**WRITTEN TASK**
Scan the material that follows. Copy every line containing the word "title".

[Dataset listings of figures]
=======
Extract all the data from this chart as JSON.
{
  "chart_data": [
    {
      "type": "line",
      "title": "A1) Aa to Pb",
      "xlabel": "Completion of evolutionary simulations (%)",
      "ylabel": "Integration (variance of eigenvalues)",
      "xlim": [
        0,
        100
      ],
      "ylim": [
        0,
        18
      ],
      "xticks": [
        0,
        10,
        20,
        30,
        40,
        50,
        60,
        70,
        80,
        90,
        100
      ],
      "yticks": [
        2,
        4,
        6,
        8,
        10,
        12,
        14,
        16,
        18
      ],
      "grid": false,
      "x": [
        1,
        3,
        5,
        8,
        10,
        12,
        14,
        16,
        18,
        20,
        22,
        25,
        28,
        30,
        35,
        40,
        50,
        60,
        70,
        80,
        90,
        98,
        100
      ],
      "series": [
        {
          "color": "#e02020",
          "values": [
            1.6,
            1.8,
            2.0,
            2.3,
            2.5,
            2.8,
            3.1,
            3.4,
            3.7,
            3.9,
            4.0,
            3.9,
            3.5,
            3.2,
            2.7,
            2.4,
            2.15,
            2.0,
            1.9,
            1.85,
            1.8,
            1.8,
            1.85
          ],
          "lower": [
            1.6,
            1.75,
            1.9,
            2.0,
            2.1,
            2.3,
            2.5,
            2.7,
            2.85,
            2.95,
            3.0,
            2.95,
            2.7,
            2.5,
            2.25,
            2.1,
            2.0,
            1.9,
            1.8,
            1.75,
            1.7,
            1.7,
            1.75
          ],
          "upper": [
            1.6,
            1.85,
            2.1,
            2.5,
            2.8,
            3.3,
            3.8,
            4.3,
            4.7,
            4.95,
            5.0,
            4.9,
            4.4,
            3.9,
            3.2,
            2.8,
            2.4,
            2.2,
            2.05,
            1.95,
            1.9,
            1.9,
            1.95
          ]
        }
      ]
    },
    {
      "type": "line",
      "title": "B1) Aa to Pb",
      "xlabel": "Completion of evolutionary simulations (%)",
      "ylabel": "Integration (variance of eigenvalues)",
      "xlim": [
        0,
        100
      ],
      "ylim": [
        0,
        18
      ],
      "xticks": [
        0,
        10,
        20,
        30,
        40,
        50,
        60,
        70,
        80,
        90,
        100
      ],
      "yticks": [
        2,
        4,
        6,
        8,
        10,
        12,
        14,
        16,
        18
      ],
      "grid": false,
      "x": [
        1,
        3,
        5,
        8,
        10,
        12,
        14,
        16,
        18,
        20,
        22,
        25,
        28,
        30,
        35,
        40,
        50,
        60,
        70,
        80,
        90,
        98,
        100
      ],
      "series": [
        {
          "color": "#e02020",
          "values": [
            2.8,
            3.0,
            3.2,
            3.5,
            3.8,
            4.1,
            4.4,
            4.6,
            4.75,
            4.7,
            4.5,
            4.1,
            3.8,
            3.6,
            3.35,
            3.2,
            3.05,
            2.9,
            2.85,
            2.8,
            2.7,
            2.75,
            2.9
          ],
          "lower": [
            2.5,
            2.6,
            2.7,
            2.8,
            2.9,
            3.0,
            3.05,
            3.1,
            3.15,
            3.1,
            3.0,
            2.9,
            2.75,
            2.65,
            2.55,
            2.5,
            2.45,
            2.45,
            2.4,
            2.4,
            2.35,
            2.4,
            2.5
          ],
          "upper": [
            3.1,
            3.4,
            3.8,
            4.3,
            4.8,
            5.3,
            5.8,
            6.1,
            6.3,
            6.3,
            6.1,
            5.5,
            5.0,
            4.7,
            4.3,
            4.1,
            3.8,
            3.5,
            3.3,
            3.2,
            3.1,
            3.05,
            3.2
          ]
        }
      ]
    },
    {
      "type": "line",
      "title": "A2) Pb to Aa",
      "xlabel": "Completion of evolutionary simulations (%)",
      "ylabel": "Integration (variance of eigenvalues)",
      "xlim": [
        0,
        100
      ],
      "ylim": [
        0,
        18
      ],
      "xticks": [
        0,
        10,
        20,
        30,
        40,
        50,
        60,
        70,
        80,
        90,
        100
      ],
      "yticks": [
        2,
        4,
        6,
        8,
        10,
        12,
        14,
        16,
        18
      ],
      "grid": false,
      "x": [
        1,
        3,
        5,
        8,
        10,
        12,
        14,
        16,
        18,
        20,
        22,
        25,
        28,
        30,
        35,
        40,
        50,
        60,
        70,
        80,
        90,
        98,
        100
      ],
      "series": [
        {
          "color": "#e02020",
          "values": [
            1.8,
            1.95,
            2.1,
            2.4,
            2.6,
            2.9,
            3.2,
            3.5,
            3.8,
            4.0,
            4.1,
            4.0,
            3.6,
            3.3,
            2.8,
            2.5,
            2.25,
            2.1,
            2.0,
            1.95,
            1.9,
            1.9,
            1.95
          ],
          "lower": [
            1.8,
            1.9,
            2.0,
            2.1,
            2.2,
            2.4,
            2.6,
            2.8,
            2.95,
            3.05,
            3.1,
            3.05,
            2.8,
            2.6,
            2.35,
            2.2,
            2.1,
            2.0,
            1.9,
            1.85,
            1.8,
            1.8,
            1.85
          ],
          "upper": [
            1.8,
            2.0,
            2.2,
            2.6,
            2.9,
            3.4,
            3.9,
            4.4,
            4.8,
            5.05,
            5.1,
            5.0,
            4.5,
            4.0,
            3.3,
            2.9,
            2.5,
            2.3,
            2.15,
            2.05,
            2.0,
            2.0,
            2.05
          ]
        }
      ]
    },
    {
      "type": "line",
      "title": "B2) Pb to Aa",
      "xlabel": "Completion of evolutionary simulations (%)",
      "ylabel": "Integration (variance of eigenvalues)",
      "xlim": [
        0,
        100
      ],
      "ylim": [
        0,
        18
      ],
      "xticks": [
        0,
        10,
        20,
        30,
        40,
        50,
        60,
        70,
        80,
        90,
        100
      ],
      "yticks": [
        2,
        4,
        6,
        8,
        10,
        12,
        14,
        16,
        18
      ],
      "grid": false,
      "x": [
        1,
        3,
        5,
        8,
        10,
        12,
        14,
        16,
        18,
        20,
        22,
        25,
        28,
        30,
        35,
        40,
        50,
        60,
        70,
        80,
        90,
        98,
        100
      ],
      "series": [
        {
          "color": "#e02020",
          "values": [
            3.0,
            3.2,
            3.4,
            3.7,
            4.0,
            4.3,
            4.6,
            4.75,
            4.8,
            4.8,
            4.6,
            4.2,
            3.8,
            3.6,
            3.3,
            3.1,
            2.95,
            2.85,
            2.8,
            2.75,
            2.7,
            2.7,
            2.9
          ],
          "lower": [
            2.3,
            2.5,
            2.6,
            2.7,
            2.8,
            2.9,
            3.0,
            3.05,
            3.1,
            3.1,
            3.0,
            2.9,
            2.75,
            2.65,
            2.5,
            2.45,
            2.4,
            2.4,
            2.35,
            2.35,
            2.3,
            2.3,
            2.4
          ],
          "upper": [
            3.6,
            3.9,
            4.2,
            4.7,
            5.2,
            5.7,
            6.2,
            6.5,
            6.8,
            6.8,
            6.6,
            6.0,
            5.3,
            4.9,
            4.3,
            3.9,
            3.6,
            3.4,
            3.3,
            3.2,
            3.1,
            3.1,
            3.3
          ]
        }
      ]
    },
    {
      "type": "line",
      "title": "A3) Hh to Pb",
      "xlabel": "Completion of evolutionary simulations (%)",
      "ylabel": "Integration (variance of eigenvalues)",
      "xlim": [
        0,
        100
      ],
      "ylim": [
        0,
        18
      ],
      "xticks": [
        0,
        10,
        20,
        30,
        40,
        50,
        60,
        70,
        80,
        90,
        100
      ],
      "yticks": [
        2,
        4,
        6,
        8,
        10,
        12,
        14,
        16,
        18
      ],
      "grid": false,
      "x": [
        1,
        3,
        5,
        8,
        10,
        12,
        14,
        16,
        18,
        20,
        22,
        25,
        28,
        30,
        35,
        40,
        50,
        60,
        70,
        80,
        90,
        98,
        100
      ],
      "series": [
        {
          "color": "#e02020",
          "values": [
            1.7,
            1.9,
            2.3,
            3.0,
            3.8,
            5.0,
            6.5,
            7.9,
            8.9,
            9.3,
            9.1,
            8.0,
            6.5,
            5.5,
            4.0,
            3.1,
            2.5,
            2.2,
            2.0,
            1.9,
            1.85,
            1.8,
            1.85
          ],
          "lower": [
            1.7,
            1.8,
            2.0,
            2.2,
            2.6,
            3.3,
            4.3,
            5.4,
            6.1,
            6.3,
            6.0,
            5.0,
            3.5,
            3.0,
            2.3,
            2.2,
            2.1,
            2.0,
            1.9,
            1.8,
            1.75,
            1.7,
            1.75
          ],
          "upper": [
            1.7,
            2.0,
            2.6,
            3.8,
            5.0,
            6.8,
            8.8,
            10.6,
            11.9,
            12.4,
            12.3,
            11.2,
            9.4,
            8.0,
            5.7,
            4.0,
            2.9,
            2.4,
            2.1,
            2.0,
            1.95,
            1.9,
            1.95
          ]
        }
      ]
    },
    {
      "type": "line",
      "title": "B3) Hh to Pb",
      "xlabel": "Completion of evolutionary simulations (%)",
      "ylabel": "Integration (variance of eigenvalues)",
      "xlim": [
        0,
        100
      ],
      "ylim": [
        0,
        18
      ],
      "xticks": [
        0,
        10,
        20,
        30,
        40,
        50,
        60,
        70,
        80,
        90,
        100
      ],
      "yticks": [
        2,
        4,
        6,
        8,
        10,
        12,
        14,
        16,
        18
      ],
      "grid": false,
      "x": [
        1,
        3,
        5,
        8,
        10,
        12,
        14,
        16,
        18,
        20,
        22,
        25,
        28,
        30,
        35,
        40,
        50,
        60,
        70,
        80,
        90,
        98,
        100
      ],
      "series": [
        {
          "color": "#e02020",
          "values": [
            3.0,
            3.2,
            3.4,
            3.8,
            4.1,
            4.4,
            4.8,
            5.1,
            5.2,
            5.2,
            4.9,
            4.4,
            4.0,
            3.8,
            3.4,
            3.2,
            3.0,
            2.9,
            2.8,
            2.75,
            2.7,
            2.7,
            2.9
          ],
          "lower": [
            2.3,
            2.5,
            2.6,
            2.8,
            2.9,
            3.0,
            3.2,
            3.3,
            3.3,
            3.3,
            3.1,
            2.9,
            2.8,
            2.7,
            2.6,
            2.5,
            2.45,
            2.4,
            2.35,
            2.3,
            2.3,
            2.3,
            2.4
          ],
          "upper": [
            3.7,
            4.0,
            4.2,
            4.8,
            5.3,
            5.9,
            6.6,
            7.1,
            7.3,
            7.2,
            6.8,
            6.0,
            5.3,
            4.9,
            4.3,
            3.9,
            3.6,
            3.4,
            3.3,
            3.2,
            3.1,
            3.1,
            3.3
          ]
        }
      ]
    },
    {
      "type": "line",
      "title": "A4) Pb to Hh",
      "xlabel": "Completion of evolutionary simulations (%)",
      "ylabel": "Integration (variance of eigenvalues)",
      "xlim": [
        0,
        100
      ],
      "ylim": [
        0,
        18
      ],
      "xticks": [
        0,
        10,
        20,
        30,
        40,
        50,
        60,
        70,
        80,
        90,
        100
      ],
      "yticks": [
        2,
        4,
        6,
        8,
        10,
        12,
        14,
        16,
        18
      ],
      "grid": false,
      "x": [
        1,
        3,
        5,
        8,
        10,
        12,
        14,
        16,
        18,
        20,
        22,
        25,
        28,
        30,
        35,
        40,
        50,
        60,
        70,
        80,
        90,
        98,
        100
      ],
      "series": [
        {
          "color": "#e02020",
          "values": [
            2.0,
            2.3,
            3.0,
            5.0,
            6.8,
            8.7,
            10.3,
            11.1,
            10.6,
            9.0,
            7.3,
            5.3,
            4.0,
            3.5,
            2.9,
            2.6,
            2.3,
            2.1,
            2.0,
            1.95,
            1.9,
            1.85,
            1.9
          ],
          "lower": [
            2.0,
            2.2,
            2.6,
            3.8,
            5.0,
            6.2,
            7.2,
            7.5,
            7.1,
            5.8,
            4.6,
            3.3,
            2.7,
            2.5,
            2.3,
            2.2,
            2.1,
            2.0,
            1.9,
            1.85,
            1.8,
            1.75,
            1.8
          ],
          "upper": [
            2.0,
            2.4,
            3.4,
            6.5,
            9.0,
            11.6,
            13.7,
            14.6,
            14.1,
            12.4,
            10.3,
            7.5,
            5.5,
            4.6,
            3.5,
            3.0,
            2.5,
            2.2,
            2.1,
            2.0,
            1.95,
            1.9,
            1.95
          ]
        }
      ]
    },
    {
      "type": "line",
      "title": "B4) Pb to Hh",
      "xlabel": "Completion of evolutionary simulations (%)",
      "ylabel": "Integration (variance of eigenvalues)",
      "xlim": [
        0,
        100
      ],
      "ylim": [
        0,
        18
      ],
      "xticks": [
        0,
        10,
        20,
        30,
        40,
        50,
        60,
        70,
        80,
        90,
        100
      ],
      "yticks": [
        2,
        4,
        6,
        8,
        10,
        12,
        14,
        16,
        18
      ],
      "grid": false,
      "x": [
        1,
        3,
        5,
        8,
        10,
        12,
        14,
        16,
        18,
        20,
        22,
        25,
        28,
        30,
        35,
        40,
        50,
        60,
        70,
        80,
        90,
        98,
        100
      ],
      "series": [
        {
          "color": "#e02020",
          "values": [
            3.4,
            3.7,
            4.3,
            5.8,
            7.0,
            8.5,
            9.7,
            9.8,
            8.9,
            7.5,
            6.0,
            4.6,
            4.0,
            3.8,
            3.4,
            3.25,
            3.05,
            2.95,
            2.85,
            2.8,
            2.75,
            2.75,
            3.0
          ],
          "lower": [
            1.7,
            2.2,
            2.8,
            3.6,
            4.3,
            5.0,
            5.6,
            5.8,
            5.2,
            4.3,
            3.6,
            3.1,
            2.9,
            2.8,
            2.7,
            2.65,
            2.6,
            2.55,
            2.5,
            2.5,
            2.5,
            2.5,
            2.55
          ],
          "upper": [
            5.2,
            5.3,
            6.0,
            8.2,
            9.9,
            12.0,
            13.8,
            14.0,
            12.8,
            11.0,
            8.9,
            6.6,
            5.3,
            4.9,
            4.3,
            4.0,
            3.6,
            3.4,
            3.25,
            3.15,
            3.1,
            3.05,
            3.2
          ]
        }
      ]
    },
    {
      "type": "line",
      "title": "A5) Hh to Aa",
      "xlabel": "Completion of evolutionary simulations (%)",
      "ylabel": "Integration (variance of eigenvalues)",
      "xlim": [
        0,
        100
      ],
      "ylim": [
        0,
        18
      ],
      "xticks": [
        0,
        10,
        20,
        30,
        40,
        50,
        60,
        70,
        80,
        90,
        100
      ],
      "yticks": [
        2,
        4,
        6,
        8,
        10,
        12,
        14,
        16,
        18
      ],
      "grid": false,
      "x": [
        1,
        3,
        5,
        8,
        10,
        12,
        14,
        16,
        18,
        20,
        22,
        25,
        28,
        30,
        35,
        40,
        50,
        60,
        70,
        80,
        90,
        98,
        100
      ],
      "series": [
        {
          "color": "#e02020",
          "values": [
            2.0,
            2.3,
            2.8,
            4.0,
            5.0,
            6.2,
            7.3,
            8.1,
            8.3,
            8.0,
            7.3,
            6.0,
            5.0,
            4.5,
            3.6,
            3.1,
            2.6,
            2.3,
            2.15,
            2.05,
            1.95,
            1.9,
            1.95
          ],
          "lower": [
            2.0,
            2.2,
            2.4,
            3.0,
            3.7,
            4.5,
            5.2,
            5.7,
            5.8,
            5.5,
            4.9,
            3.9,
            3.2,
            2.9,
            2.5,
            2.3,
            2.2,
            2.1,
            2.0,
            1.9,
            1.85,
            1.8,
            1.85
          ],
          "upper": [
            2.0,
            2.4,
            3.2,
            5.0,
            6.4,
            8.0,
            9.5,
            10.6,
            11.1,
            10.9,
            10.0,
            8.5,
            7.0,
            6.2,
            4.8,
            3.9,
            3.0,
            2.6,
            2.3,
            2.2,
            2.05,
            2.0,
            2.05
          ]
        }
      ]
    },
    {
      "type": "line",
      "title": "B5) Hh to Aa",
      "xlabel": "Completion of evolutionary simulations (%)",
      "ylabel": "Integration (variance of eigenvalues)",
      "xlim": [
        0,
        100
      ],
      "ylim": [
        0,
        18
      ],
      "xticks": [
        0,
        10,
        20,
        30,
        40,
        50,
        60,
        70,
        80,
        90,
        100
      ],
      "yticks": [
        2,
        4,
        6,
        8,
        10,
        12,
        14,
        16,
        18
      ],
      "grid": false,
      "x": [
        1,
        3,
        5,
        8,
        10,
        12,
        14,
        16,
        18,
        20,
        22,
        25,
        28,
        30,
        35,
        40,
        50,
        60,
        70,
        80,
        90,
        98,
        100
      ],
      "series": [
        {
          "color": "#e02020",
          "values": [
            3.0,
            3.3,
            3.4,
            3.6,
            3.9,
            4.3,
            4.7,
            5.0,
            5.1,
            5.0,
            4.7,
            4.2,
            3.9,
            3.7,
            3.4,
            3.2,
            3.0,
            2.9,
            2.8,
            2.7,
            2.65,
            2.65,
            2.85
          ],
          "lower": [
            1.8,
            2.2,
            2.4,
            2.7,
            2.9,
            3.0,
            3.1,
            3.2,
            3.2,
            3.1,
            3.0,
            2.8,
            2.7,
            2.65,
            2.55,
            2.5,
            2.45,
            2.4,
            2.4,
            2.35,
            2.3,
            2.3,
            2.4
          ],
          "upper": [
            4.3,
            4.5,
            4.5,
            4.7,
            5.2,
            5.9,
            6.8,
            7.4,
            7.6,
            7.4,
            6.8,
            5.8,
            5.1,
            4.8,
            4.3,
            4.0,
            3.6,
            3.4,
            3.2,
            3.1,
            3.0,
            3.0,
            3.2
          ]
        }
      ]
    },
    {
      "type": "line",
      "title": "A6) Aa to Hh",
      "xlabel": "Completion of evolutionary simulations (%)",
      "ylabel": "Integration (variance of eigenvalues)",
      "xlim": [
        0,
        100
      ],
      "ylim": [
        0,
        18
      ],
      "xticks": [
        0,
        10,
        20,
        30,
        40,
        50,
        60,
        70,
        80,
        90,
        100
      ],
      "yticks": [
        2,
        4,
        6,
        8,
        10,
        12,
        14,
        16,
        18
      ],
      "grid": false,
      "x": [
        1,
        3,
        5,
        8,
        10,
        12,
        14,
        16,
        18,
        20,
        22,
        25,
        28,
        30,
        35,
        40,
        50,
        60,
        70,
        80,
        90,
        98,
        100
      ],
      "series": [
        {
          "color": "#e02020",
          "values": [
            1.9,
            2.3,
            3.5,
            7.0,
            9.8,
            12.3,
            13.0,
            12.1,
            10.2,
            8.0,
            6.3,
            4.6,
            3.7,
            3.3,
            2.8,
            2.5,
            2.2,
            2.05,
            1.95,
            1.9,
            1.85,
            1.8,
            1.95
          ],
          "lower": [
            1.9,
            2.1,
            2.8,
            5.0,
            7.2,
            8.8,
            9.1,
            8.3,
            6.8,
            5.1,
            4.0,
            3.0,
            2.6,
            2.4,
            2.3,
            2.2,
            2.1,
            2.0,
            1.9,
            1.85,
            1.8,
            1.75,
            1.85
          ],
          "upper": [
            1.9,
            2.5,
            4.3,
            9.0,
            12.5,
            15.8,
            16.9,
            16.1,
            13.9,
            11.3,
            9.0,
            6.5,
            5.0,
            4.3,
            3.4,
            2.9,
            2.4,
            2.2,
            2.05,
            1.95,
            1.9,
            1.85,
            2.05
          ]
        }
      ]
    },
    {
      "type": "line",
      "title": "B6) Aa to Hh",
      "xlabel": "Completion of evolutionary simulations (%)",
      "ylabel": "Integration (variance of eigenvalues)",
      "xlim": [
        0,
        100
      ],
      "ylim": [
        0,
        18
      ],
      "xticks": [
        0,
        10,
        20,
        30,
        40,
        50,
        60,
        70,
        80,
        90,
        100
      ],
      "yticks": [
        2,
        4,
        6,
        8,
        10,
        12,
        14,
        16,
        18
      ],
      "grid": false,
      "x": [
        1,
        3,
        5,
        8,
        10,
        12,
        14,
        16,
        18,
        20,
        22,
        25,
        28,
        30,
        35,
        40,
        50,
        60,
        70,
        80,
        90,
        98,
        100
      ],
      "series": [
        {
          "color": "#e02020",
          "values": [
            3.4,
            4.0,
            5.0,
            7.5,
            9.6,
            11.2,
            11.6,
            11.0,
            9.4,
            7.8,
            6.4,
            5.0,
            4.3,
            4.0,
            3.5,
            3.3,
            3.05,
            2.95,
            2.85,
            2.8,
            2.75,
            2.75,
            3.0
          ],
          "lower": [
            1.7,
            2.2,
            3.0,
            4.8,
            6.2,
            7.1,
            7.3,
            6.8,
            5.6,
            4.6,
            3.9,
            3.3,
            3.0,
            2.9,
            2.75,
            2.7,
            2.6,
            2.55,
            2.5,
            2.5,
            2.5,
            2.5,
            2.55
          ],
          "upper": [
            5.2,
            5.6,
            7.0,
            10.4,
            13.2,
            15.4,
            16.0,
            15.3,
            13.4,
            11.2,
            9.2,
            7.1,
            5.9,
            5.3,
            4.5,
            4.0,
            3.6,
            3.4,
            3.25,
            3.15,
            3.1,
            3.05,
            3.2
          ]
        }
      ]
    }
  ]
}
=======
**WRITTEN SOLUTION**
      "title": "A1) Aa to Pb",
      "title": "B1) Aa to Pb",
      "title": "A2) Pb to Aa",
      "title": "B2) Pb to Aa",
      "title": "A3) Hh to Pb",
      "title": "B3) Hh to Pb",
      "title": "A4) Pb to Hh",
      "title": "B4) Pb to Hh",
      "title": "A5) Hh to Aa",
      "title": "B5) Hh to Aa",
      "title": "A6) Aa to Hh",
      "title": "B6) Aa to Hh",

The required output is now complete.